Dataset entries
########

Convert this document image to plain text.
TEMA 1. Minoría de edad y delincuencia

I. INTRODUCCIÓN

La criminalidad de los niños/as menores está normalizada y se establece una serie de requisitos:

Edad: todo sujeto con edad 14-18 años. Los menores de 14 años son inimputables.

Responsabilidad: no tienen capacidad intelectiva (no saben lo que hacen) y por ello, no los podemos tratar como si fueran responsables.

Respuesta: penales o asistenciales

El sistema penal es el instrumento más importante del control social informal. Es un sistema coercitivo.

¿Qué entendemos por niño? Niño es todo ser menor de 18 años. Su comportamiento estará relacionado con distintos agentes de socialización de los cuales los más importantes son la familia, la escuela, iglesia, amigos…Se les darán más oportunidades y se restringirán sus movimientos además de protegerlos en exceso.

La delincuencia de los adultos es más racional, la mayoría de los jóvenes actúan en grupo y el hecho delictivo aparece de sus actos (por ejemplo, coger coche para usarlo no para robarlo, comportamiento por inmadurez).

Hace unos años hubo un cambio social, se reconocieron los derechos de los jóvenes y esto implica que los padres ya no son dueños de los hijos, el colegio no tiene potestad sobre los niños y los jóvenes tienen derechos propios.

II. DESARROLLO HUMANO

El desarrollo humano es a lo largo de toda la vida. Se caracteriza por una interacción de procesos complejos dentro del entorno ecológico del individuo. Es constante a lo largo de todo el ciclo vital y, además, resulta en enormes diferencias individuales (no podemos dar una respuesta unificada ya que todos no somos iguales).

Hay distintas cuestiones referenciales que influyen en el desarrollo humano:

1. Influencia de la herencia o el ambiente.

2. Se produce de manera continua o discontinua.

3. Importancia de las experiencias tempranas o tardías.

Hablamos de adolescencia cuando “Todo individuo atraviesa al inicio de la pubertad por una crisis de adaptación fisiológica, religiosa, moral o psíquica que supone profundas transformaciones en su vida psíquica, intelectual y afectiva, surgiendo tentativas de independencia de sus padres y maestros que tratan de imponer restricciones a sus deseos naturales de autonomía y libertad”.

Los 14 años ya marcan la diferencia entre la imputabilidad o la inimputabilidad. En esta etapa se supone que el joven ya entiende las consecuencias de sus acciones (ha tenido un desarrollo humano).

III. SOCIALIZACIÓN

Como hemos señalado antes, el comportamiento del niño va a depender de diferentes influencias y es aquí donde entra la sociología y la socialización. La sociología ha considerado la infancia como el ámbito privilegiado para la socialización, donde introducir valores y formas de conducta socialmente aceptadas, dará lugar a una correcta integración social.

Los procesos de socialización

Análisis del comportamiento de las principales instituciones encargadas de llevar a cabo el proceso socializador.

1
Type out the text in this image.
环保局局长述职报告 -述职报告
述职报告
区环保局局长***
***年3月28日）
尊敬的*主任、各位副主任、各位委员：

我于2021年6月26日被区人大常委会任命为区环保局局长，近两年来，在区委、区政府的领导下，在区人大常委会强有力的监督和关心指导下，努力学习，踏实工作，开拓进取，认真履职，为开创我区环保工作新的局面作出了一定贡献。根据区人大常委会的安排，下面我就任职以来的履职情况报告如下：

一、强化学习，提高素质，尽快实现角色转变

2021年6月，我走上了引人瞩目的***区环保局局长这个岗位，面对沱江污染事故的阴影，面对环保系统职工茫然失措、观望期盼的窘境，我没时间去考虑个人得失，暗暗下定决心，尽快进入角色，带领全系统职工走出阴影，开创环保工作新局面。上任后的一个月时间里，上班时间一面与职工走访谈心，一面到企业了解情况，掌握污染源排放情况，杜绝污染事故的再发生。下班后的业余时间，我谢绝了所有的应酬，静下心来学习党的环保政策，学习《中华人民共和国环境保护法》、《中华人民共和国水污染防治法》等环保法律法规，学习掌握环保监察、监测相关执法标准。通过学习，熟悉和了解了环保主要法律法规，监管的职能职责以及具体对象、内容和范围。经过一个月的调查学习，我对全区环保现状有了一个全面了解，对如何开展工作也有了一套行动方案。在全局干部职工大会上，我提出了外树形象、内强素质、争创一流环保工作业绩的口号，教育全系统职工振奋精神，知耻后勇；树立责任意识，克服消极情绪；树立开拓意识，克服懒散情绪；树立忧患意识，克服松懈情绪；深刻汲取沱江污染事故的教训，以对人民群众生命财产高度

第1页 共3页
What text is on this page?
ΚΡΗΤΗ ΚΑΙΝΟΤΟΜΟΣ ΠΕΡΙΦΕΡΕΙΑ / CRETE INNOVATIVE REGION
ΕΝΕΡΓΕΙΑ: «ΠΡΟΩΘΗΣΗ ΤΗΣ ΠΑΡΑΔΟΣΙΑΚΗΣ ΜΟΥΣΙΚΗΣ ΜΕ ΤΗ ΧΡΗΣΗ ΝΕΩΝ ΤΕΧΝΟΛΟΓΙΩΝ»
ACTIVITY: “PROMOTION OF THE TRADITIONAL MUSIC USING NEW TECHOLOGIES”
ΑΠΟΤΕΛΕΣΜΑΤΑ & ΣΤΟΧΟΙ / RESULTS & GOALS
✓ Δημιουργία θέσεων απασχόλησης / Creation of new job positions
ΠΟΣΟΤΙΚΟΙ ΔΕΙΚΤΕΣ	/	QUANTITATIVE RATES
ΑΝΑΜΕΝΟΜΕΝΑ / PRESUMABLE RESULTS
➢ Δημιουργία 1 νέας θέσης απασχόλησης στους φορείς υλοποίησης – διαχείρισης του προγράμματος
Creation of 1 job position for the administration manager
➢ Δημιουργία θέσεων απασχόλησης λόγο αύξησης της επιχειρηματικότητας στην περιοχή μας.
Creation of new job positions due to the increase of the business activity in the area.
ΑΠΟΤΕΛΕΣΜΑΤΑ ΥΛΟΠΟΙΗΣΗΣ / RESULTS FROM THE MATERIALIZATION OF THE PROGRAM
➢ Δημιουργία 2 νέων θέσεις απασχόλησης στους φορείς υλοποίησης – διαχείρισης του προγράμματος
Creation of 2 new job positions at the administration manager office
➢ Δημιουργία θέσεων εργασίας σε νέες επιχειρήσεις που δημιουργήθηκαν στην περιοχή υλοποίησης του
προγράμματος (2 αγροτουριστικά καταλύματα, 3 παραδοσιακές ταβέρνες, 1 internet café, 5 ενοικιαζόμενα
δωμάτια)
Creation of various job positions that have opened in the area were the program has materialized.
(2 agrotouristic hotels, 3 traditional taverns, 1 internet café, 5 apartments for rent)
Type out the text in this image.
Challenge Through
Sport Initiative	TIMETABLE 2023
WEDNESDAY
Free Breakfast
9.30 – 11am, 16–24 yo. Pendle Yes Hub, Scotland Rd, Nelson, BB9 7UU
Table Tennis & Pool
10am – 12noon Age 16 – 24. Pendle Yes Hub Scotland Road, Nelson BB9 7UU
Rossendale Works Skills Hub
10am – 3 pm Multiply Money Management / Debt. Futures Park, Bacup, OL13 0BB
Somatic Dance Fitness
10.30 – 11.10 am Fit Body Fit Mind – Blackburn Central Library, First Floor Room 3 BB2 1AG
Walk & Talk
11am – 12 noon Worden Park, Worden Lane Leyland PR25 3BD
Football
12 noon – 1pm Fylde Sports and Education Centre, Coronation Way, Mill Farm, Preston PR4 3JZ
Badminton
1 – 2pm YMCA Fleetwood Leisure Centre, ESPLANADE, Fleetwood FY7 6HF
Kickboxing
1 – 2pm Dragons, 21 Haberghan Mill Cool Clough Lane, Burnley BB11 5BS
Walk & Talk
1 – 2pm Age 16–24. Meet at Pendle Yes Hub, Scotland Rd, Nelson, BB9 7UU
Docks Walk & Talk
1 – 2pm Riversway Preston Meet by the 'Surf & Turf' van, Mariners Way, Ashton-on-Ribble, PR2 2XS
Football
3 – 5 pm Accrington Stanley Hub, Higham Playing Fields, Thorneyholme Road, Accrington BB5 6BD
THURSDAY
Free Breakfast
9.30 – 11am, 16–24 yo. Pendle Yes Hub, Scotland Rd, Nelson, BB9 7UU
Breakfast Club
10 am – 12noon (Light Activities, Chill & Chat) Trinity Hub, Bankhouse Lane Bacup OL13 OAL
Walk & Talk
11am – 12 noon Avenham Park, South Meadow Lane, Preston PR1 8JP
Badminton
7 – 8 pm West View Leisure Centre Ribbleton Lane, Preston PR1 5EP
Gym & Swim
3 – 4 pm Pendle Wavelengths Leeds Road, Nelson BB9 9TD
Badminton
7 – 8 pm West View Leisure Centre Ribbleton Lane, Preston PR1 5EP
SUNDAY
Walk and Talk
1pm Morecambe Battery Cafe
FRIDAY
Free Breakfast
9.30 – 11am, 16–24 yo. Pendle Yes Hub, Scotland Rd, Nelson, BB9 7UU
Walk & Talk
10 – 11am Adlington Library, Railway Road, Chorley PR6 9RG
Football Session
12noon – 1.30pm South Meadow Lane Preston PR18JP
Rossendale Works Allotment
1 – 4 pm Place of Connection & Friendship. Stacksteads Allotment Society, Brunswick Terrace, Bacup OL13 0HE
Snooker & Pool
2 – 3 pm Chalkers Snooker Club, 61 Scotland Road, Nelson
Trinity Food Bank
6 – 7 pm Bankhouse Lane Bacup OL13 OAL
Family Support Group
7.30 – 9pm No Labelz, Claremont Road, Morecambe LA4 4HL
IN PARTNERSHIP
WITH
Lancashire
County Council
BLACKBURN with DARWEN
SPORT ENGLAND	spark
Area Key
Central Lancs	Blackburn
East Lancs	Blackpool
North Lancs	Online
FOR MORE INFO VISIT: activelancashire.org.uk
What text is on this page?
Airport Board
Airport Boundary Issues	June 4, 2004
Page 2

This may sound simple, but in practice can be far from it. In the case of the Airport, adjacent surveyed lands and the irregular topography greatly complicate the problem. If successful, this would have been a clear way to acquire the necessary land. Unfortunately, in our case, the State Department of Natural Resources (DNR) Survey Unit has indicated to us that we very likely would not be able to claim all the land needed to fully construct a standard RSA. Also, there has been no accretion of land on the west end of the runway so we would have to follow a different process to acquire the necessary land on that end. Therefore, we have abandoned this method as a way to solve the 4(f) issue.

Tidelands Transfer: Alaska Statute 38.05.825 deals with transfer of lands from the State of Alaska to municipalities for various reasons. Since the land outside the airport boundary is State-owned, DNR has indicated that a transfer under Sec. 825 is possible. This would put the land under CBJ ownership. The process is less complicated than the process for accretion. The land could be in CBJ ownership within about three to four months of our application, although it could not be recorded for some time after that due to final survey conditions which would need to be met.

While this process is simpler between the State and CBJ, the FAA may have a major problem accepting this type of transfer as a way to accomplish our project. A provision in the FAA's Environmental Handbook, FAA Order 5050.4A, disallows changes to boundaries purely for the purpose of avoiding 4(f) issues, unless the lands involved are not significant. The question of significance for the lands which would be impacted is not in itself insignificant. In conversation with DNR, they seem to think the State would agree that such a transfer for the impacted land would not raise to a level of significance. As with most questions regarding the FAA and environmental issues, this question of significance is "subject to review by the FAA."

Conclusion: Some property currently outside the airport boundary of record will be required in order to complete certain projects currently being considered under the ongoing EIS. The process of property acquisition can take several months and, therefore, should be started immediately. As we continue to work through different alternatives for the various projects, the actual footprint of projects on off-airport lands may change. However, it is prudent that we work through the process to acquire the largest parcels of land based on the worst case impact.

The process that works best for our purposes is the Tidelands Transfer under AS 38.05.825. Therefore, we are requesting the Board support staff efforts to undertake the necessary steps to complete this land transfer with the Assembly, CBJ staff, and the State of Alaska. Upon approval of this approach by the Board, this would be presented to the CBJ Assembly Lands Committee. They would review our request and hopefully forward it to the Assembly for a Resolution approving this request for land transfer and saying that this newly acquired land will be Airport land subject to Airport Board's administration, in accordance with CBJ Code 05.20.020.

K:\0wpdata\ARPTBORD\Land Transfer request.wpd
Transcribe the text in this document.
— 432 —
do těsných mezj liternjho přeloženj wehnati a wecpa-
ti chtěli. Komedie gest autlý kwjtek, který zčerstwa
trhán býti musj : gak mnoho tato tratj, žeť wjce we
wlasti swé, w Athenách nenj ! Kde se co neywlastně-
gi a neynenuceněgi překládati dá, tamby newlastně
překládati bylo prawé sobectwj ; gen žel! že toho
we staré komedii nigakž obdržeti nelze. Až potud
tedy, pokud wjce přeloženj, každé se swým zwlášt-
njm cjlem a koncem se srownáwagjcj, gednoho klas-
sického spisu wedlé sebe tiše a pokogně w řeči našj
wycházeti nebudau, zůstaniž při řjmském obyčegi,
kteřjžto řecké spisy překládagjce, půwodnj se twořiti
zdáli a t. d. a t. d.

########

# BRIEF
Give the number of lines containing the word "στην". No other answer is needed.

# REPLY TO THE TASK
2